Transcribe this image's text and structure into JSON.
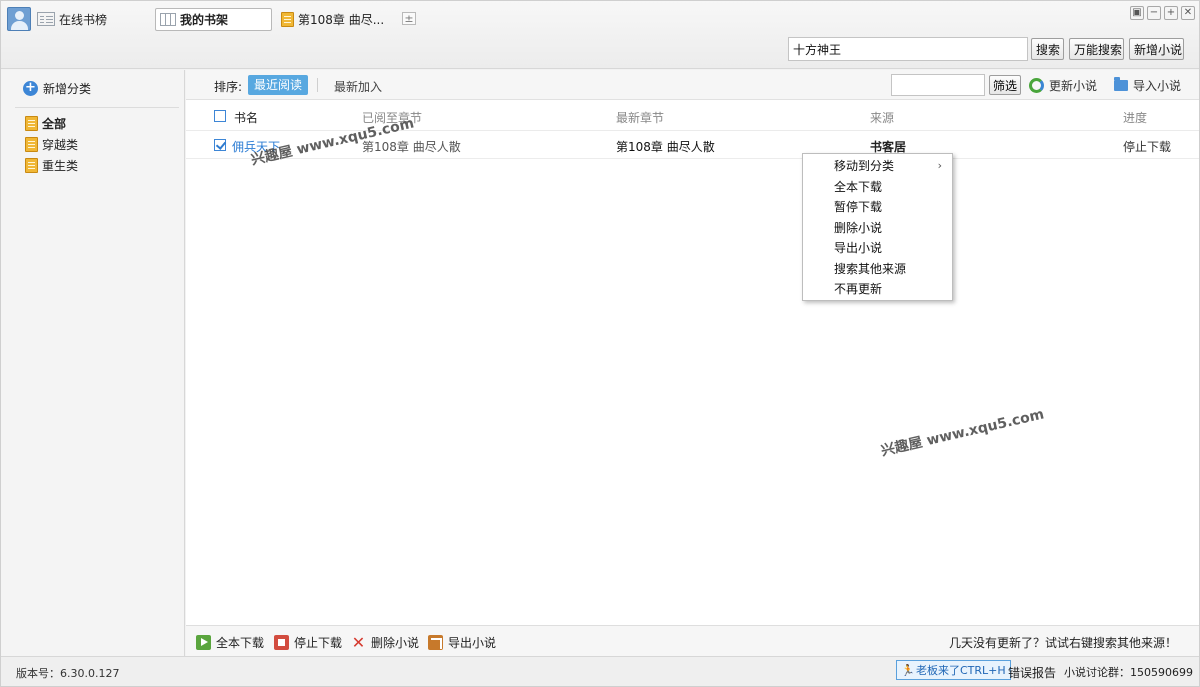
{
  "header": {
    "tabs": {
      "online": "在线书榜",
      "shelf": "我的书架",
      "chapter": "第108章  曲尽..."
    },
    "add_tab_symbol": "±",
    "window_buttons": [
      "▣",
      "−",
      "+",
      "✕"
    ],
    "search": {
      "value": "十方神王",
      "button": "搜索",
      "universal_button": "万能搜索",
      "add_novel_button": "新增小说"
    }
  },
  "sidebar": {
    "add_category": "新增分类",
    "categories": [
      {
        "label": "全部",
        "active": true
      },
      {
        "label": "穿越类",
        "active": false
      },
      {
        "label": "重生类",
        "active": false
      }
    ]
  },
  "toolbar": {
    "sort_label": "排序:",
    "sort_recent_read": "最近阅读",
    "sort_recent_added": "最新加入",
    "filter_button": "筛选",
    "refresh": "更新小说",
    "import": "导入小说"
  },
  "table": {
    "columns": {
      "name": "书名",
      "read_to": "已阅至章节",
      "latest": "最新章节",
      "source": "来源",
      "progress": "进度"
    },
    "rows": [
      {
        "checked": true,
        "name": "佣兵天下",
        "read_to": "第108章  曲尽人散",
        "latest": "第108章  曲尽人散",
        "source": "书客居",
        "progress": "停止下载"
      }
    ]
  },
  "context_menu": {
    "items": [
      "移动到分类",
      "全本下载",
      "暂停下载",
      "删除小说",
      "导出小说",
      "搜索其他来源",
      "不再更新"
    ],
    "submenu_arrow": "›"
  },
  "watermarks": [
    "兴趣屋 www.xqu5.com",
    "兴趣屋 www.xqu5.com"
  ],
  "bottom_bar": {
    "full_download": "全本下载",
    "stop_download": "停止下载",
    "delete": "删除小说",
    "export": "导出小说",
    "tip": "几天没有更新了？试试右键搜索其他来源！"
  },
  "statusbar": {
    "version": "版本号：6.30.0.127",
    "boss_key": "老板来了CTRL+H",
    "error_report": "错误报告",
    "discussion_group": "小说讨论群：150590699"
  },
  "colors": {
    "accent": "#58a8e0",
    "link": "#2a7bd3",
    "checkbox": "#3d86d6"
  },
  "icons": {
    "user": "avatar-icon",
    "online": "list-icon",
    "shelf": "bookshelf-icon",
    "chapter": "book-icon",
    "add_category": "plus-circle-icon",
    "category": "book-icon",
    "refresh": "refresh-icon",
    "import": "folder-icon",
    "full_download": "download-icon",
    "stop_download": "stop-icon",
    "delete": "close-icon",
    "export": "export-icon",
    "boss_key": "running-man-icon"
  }
}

★ ★ ★ ★

> [Objective]
Keep the pictures out of the copy and write out the data exactly as it stands.

> [In response]
Transcribe this image's text and structure into JSON.
{
  "header": {
    "tabs": {
      "online": "在线书榜",
      "shelf": "我的书架",
      "chapter": "第108章  曲尽..."
    },
    "add_tab_symbol": "±",
    "window_buttons": [
      "▣",
      "−",
      "+",
      "✕"
    ],
    "search": {
      "value": "十方神王",
      "button": "搜索",
      "universal_button": "万能搜索",
      "add_novel_button": "新增小说"
    }
  },
  "sidebar": {
    "add_category": "新增分类",
    "categories": [
      {
        "label": "全部",
        "active": true
      },
      {
        "label": "穿越类",
        "active": false
      },
      {
        "label": "重生类",
        "active": false
      }
    ]
  },
  "toolbar": {
    "sort_label": "排序:",
    "sort_recent_read": "最近阅读",
    "sort_recent_added": "最新加入",
    "filter_button": "筛选",
    "refresh": "更新小说",
    "import": "导入小说"
  },
  "table": {
    "columns": {
      "name": "书名",
      "read_to": "已阅至章节",
      "latest": "最新章节",
      "source": "来源",
      "progress": "进度"
    },
    "rows": [
      {
        "checked": true,
        "name": "佣兵天下",
        "read_to": "第108章  曲尽人散",
        "latest": "第108章  曲尽人散",
        "source": "书客居",
        "progress": "停止下载"
      }
    ]
  },
  "context_menu": {
    "items": [
      "移动到分类",
      "全本下载",
      "暂停下载",
      "删除小说",
      "导出小说",
      "搜索其他来源",
      "不再更新"
    ],
    "submenu_arrow": "›"
  },
  "watermarks": [
    "兴趣屋 www.xqu5.com",
    "兴趣屋 www.xqu5.com"
  ],
  "bottom_bar": {
    "full_download": "全本下载",
    "stop_download": "停止下载",
    "delete": "删除小说",
    "export": "导出小说",
    "tip": "几天没有更新了？试试右键搜索其他来源！"
  },
  "statusbar": {
    "version": "版本号：6.30.0.127",
    "boss_key": "老板来了CTRL+H",
    "error_report": "错误报告",
    "discussion_group": "小说讨论群：150590699"
  },
  "colors": {
    "accent": "#58a8e0",
    "link": "#2a7bd3",
    "checkbox": "#3d86d6"
  },
  "icons": {
    "user": "avatar-icon",
    "online": "list-icon",
    "shelf": "bookshelf-icon",
    "chapter": "book-icon",
    "add_category": "plus-circle-icon",
    "category": "book-icon",
    "refresh": "refresh-icon",
    "import": "folder-icon",
    "full_download": "download-icon",
    "stop_download": "stop-icon",
    "delete": "close-icon",
    "export": "export-icon",
    "boss_key": "running-man-icon"
  }
}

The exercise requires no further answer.